Collection entries:
——————
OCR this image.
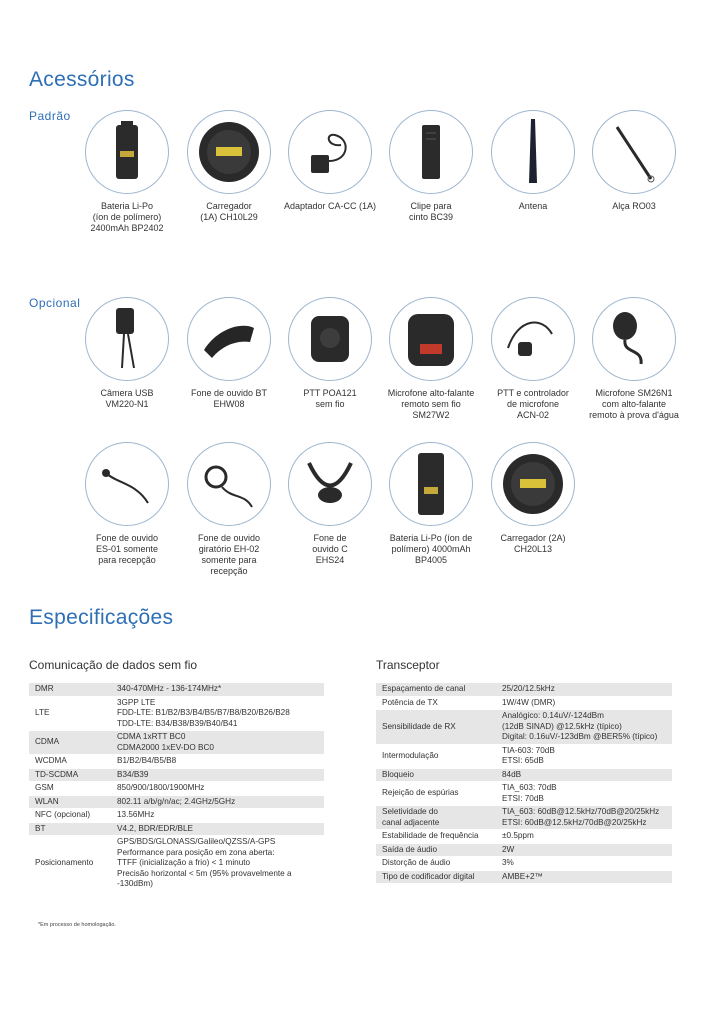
Acessórios
Padrão
Bateria Li-Po
(íon de polímero)
2400mAh BP2402
Carregador
(1A) CH10L29
Adaptador CA-CC (1A)	Clipe para
cinto BC39
Antena	Alça RO03
Opcional
Câmera USB
VM220-N1
Fone de ouvido BT
EHW08
PTT POA121
sem fio
Microfone alto-falante
remoto sem fio
SM27W2
PTT e controlador
de microfone
ACN-02
Microfone SM26N1
com alto-falante
remoto à prova d'água
Fone de ouvido
ES-01 somente
para recepção
Fone de ouvido
giratório EH-02
somente para
recepção
Fone de
ouvido C
EHS24
Bateria Li-Po (íon de
polímero) 4000mAh
BP4005
Carregador (2A)
CH20L13
Especificações
Comunicação de dados sem fio	Transceptor
DMR	340-470MHz - 136-174MHz*
LTE	3GPP LTE
FDD-LTE: B1/B2/B3/B4/B5/B7/B8/B20/B26/B28
TDD-LTE: B34/B38/B39/B40/B41
CDMA	CDMA 1xRTT BC0
CDMA2000 1xEV-DO BC0
WCDMA	B1/B2/B4/B5/B8
TD-SCDMA	B34/B39
GSM	850/900/1800/1900MHz
WLAN	802.11 a/b/g/n/ac; 2.4GHz/5GHz
NFC (opcional)	13.56MHz
BT	V4.2, BDR/EDR/BLE
Posicionamento	GPS/BDS/GLONASS/Galileo/QZSS/A-GPS
Performance para posição em zona aberta:
TTFF (inicialização a frio) < 1 minuto
Precisão horizontal < 5m (95% provavelmente a -130dBm)
Espaçamento de canal	25/20/12.5kHz
Potência de TX	1W/4W (DMR)
Sensibilidade de RX	Analógico: 0.14uV/-124dBm
(12dB SINAD) @12.5kHz (típico)
Digital: 0.16uV/-123dBm @BER5% (típico)
Intermodulação	TIA-603: 70dB
ETSI: 65dB
Bloqueio	84dB
Rejeição de espúrias	TIA_603: 70dB
ETSI: 70dB
Seletividade do
canal adjacente	TIA_603: 60dB@12.5kHz/70dB@20/25kHz
ETSI: 60dB@12.5kHz/70dB@20/25kHz
Estabilidade de frequência	±0.5ppm
Saída de áudio	2W
Distorção de áudio	3%
Tipo de codificador digital	AMBE+2™
*Em processo de homologação.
——————
◆ **YOUR GOAL**:
Compute how many lines include the string "ETSI", then give that number by itself.

◆ **FULL RESPONSE**:
3